# Task to complete
Write the entries out again exactly as they stand, but without the pictures.

## BEGIN Provided information

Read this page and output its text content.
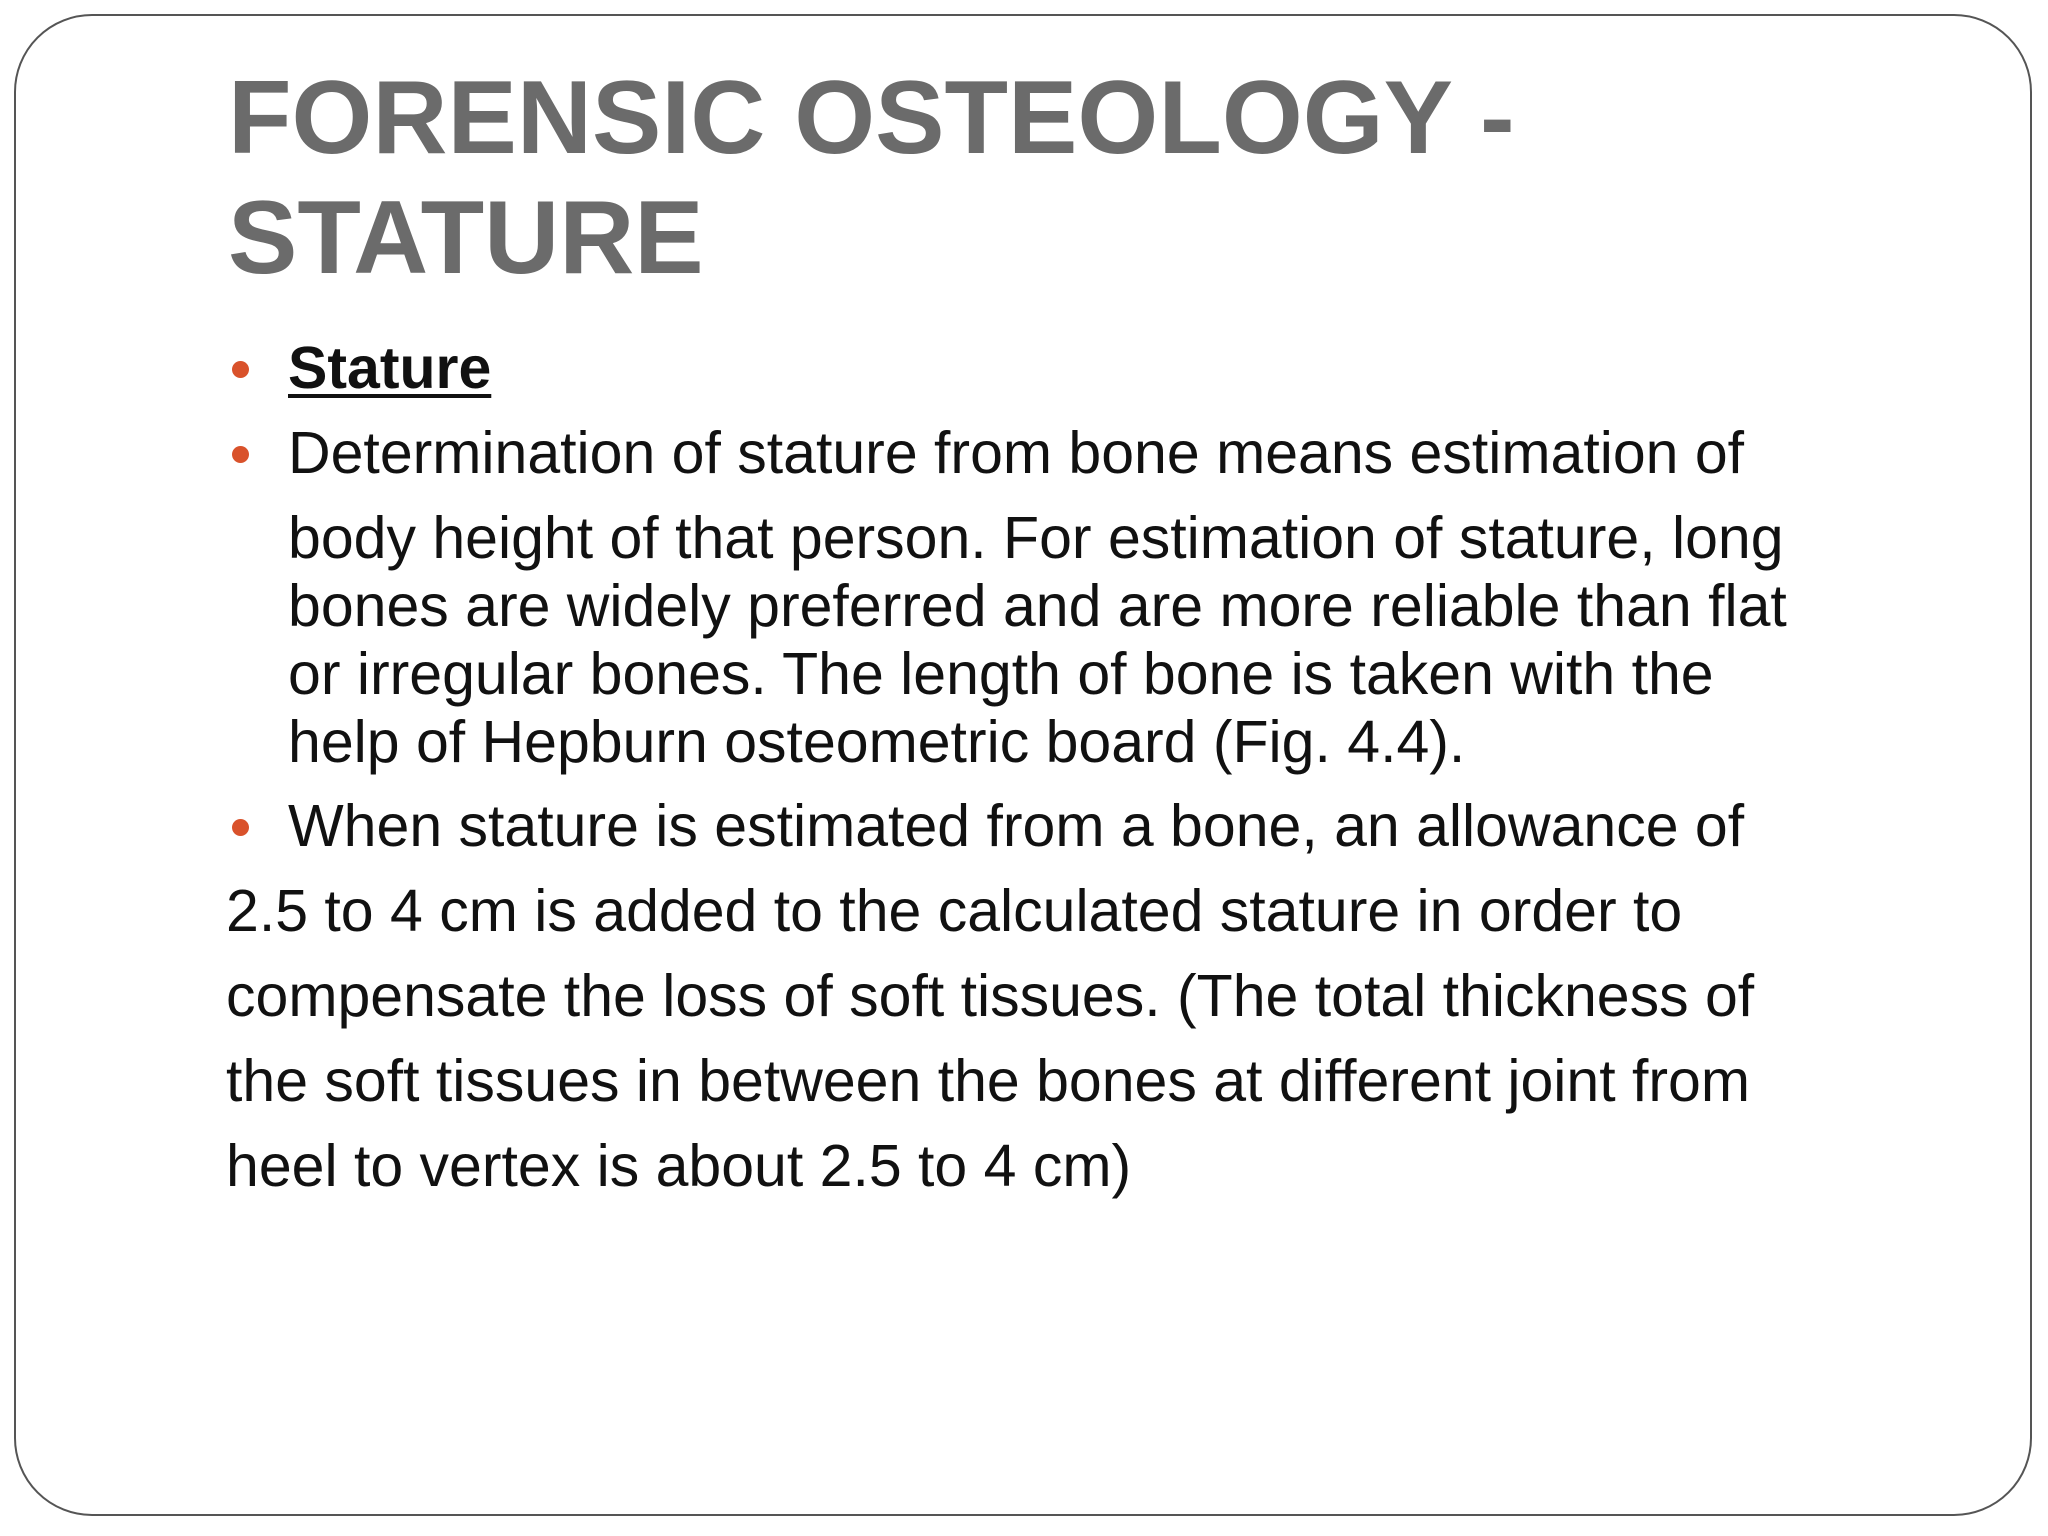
FORENSIC OSTEOLOGY -
STATURE

Stature

Determination of stature from bone means estimation of

body height of that person. For estimation of stature, long

bones are widely preferred and are more reliable than flat

or irregular bones. The length of bone is taken with the

help of Hepburn osteometric board (Fig. 4.4).

When stature is estimated from a bone, an allowance of

2.5 to 4 cm is added to the calculated stature in order to

compensate the loss of soft tissues. (The total thickness of

the soft tissues in between the bones at different joint from

heel to vertex is about 2.5 to 4 cm)
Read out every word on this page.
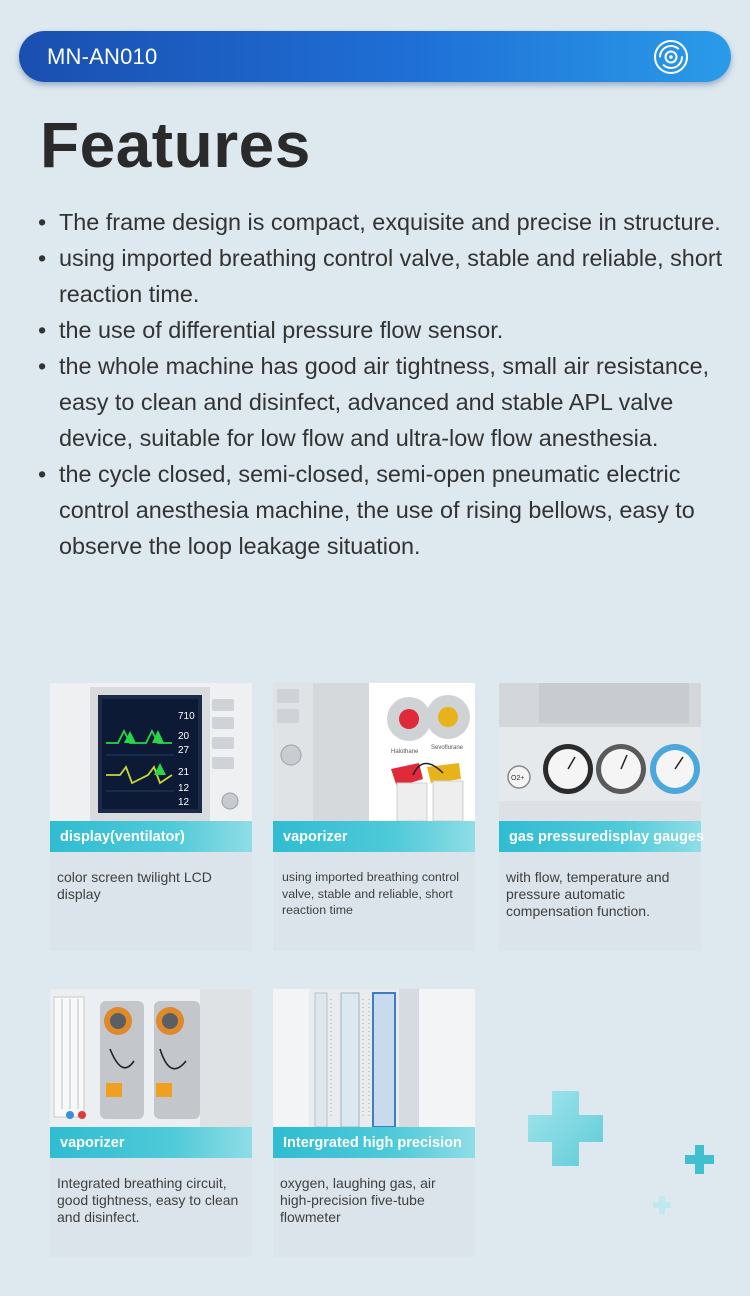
MN-AN010
Features
• The frame design is compact, exquisite and precise in structure.
• using imported breathing control valve, stable and reliable, short reaction time.
• the use of differential pressure flow sensor.
• the whole machine has good air tightness, small air resistance, easy to clean and disinfect, advanced and stable APL valve device, suitable for low flow and ultra-low flow anesthesia.
• the cycle closed, semi-closed, semi-open pneumatic electric control anesthesia machine, the use of rising bellows, easy to observe the loop leakage situation.
710
20
27
21
12
12
display(ventilator)
color screen twilight LCD display
Halothane
Sevoflurane
vaporizer
using imported breathing control valve, stable and reliable, short reaction time
O2+
gas pressuredisplay gauges
with flow, temperature and pressure automatic compensation function.
vaporizer
Integrated breathing circuit, good tightness, easy to clean and disinfect.
Intergrated high precision
oxygen, laughing gas, air high-precision five-tube flowmeter
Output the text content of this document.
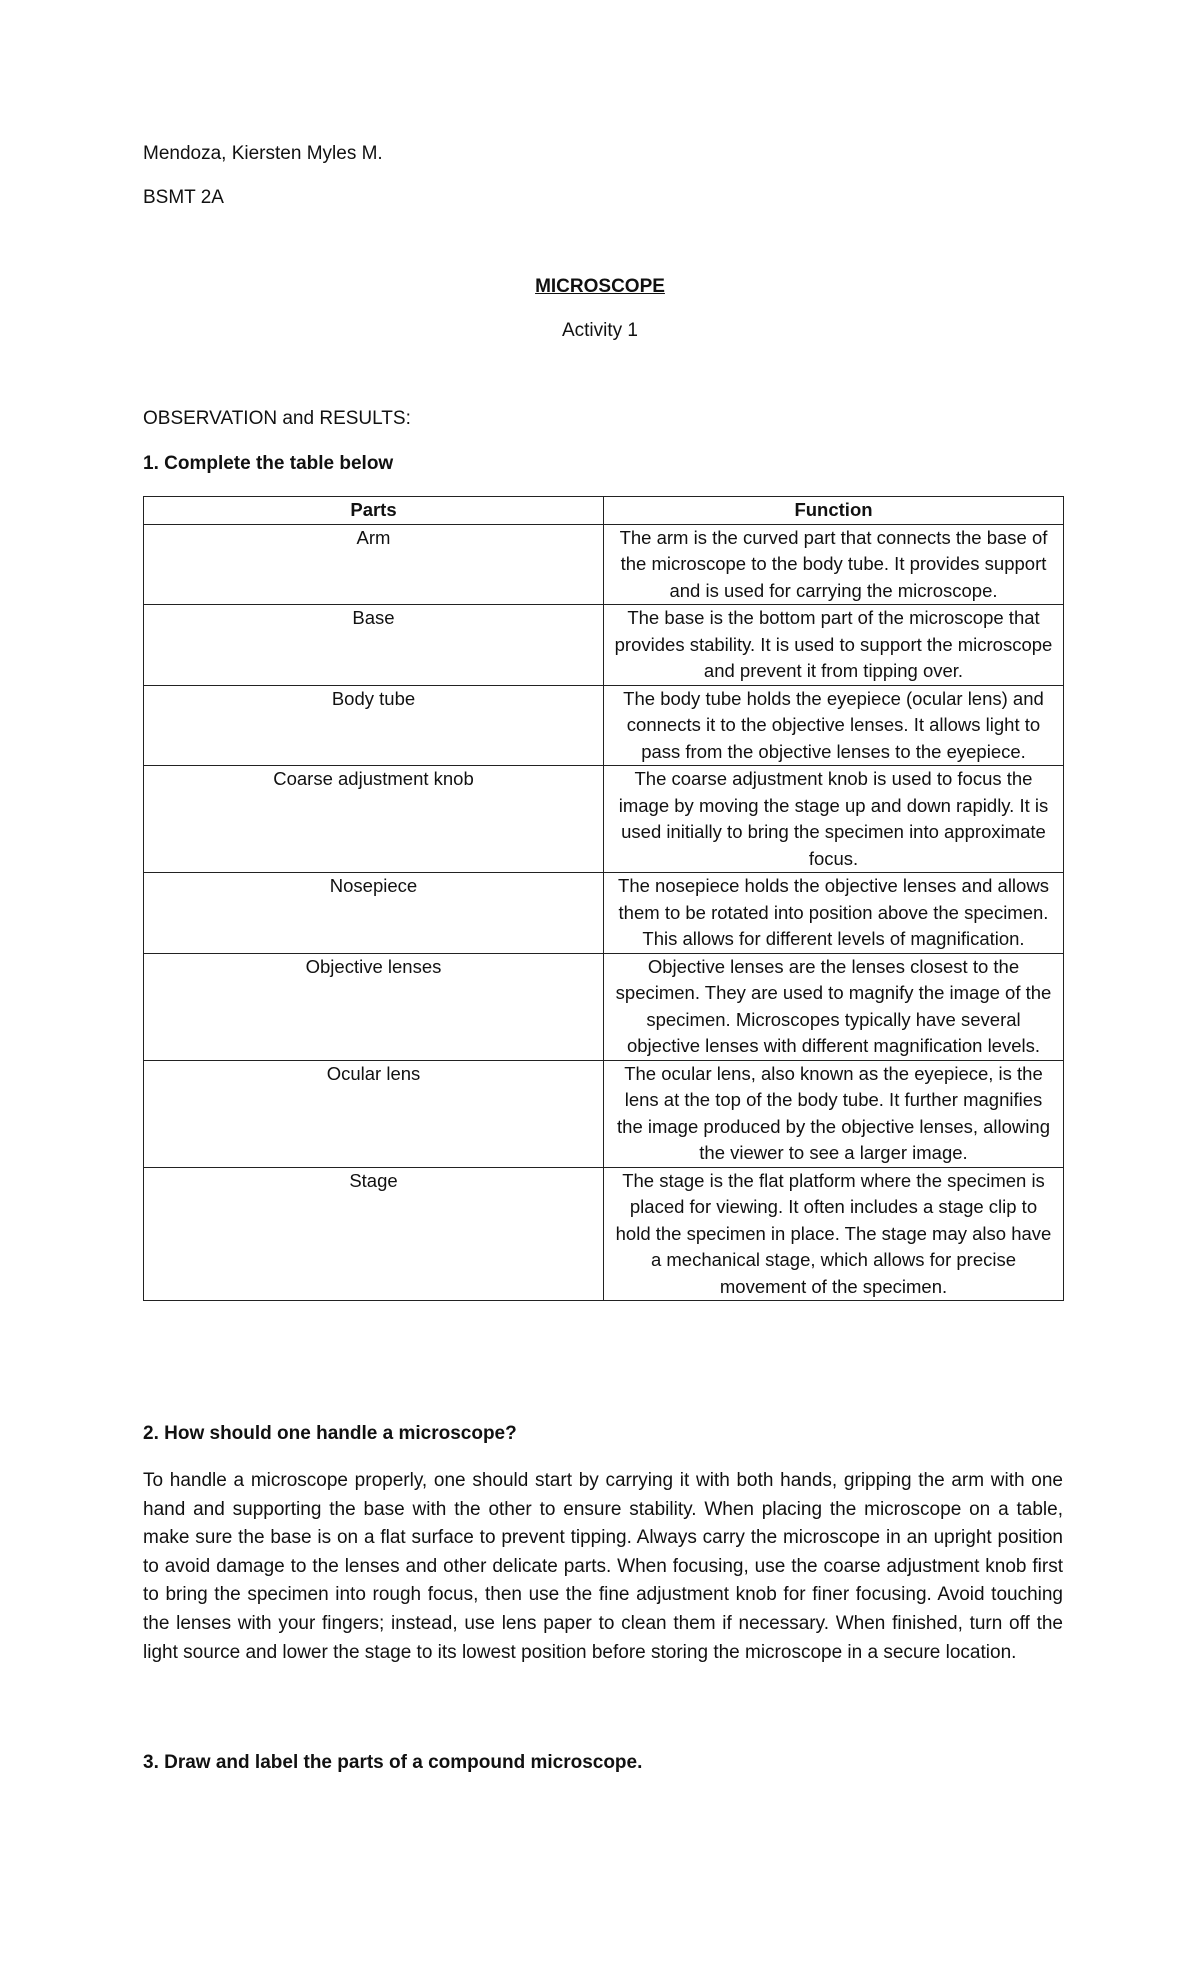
Mendoza, Kiersten Myles M.
BSMT 2A
MICROSCOPE
Activity 1
OBSERVATION and RESULTS:
1. Complete the table below
Parts	Function
Arm	The arm is the curved part that connects the base of the microscope to the body tube. It provides support and is used for carrying the microscope.
Base	The base is the bottom part of the microscope that provides stability. It is used to support the microscope and prevent it from tipping over.
Body tube	The body tube holds the eyepiece (ocular lens) and connects it to the objective lenses. It allows light to pass from the objective lenses to the eyepiece.
Coarse adjustment knob	The coarse adjustment knob is used to focus the image by moving the stage up and down rapidly. It is used initially to bring the specimen into approximate focus.
Nosepiece	The nosepiece holds the objective lenses and allows them to be rotated into position above the specimen. This allows for different levels of magnification.
Objective lenses	Objective lenses are the lenses closest to the specimen. They are used to magnify the image of the specimen. Microscopes typically have several objective lenses with different magnification levels.
Ocular lens	The ocular lens, also known as the eyepiece, is the lens at the top of the body tube. It further magnifies the image produced by the objective lenses, allowing the viewer to see a larger image.
Stage	The stage is the flat platform where the specimen is placed for viewing. It often includes a stage clip to hold the specimen in place. The stage may also have a mechanical stage, which allows for precise movement of the specimen.
2. How should one handle a microscope?
To handle a microscope properly, one should start by carrying it with both hands, gripping the arm with one hand and supporting the base with the other to ensure stability. When placing the microscope on a table, make sure the base is on a flat surface to prevent tipping. Always carry the microscope in an upright position to avoid damage to the lenses and other delicate parts. When focusing, use the coarse adjustment knob first to bring the specimen into rough focus, then use the fine adjustment knob for finer focusing. Avoid touching the lenses with your fingers; instead, use lens paper to clean them if necessary. When finished, turn off the light source and lower the stage to its lowest position before storing the microscope in a secure location.
3. Draw and label the parts of a compound microscope.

## END Provided information

# Reply
Read this page and output its text content.
FORENSIC OSTEOLOGY -
STATURE

Stature

Determination of stature from bone means estimation of

body height of that person. For estimation of stature, long

bones are widely preferred and are more reliable than flat

or irregular bones. The length of bone is taken with the

help of Hepburn osteometric board (Fig. 4.4).

When stature is estimated from a bone, an allowance of

2.5 to 4 cm is added to the calculated stature in order to

compensate the loss of soft tissues. (The total thickness of

the soft tissues in between the bones at different joint from

heel to vertex is about 2.5 to 4 cm)
Read out every word on this page.
MN-AN010
Features
• The frame design is compact, exquisite and precise in structure.
• using imported breathing control valve, stable and reliable, short reaction time.
• the use of differential pressure flow sensor.
• the whole machine has good air tightness, small air resistance, easy to clean and disinfect, advanced and stable APL valve device, suitable for low flow and ultra-low flow anesthesia.
• the cycle closed, semi-closed, semi-open pneumatic electric control anesthesia machine, the use of rising bellows, easy to observe the loop leakage situation.
710
20
27
21
12
12
display(ventilator)
color screen twilight LCD display
Halothane
Sevoflurane
vaporizer
using imported breathing control valve, stable and reliable, short reaction time
O2+
gas pressuredisplay gauges
with flow, temperature and pressure automatic compensation function.
vaporizer
Integrated breathing circuit, good tightness, easy to clean and disinfect.
Intergrated high precision
oxygen, laughing gas, air high-precision five-tube flowmeter
Output the text content of this document.
Mendoza, Kiersten Myles M.
BSMT 2A
MICROSCOPE
Activity 1
OBSERVATION and RESULTS:
1. Complete the table below
Parts	Function
Arm	The arm is the curved part that connects the base of the microscope to the body tube. It provides support and is used for carrying the microscope.
Base	The base is the bottom part of the microscope that provides stability. It is used to support the microscope and prevent it from tipping over.
Body tube	The body tube holds the eyepiece (ocular lens) and connects it to the objective lenses. It allows light to pass from the objective lenses to the eyepiece.
Coarse adjustment knob	The coarse adjustment knob is used to focus the image by moving the stage up and down rapidly. It is used initially to bring the specimen into approximate focus.
Nosepiece	The nosepiece holds the objective lenses and allows them to be rotated into position above the specimen. This allows for different levels of magnification.
Objective lenses	Objective lenses are the lenses closest to the specimen. They are used to magnify the image of the specimen. Microscopes typically have several objective lenses with different magnification levels.
Ocular lens	The ocular lens, also known as the eyepiece, is the lens at the top of the body tube. It further magnifies the image produced by the objective lenses, allowing the viewer to see a larger image.
Stage	The stage is the flat platform where the specimen is placed for viewing. It often includes a stage clip to hold the specimen in place. The stage may also have a mechanical stage, which allows for precise movement of the specimen.
2. How should one handle a microscope?
To handle a microscope properly, one should start by carrying it with both hands, gripping the arm with one hand and supporting the base with the other to ensure stability. When placing the microscope on a table, make sure the base is on a flat surface to prevent tipping. Always carry the microscope in an upright position to avoid damage to the lenses and other delicate parts. When focusing, use the coarse adjustment knob first to bring the specimen into rough focus, then use the fine adjustment knob for finer focusing. Avoid touching the lenses with your fingers; instead, use lens paper to clean them if necessary. When finished, turn off the light source and lower the stage to its lowest position before storing the microscope in a secure location.
3. Draw and label the parts of a compound microscope.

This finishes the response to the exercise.